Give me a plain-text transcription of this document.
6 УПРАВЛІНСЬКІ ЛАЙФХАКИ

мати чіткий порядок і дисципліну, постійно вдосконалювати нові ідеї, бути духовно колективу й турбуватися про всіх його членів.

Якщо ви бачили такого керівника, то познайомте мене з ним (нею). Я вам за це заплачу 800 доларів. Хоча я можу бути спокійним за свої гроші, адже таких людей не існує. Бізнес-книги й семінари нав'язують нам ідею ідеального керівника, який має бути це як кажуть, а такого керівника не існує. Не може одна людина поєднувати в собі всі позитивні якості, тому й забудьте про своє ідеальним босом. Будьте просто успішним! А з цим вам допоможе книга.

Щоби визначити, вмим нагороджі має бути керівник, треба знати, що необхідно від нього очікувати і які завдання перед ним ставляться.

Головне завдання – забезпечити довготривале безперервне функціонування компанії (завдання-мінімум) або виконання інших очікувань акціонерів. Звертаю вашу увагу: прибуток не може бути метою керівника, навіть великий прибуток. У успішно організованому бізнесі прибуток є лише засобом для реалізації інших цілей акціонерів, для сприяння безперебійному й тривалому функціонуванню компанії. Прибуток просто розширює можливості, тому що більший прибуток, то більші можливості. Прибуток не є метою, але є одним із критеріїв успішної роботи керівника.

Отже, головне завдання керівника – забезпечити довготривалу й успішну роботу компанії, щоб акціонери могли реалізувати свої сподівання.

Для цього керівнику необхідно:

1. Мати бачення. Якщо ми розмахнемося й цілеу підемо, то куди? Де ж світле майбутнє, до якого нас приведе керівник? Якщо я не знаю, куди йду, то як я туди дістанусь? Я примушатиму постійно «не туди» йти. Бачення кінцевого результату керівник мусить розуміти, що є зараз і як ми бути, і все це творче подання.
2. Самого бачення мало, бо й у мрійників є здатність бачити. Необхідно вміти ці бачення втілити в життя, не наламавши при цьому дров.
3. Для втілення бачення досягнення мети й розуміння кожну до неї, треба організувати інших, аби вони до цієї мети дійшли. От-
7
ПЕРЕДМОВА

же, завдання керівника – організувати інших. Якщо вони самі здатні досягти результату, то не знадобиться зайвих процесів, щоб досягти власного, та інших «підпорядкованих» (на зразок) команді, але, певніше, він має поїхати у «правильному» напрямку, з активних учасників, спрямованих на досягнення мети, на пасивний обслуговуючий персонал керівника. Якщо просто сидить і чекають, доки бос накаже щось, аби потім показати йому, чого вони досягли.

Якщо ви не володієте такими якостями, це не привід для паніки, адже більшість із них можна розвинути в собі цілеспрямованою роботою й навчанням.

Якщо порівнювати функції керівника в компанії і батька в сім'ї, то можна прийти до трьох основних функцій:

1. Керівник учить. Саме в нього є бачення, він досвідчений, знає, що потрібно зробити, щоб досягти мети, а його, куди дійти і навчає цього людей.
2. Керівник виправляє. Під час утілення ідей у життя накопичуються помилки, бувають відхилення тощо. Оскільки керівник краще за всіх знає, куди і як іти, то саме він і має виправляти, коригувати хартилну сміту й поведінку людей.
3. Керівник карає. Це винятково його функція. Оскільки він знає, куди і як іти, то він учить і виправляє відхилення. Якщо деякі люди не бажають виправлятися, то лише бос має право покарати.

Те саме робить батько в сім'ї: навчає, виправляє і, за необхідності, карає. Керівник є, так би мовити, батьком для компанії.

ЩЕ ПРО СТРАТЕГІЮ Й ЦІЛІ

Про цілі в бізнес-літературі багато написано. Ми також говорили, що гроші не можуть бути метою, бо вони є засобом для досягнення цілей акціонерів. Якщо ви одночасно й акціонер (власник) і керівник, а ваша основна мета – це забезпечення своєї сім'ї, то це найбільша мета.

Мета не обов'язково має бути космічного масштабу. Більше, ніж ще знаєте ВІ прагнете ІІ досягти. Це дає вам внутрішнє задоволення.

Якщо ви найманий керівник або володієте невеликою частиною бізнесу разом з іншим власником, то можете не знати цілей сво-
* * * * *
• _Exercise brief_
Copy every single line of the material above that holds "учить".

• _Result of this exercise_
1. Керівник учить. Саме в нього є бачення, він досвідчений, знає, що потрібно зробити, щоб досягти мети, а його, куди дійти і навчає цього людей.
3. Керівник карає. Це винятково його функція. Оскільки він знає, куди і як іти, то він учить і виправляє відхилення. Якщо деякі люди не бажають виправлятися, то лише бос має право покарати.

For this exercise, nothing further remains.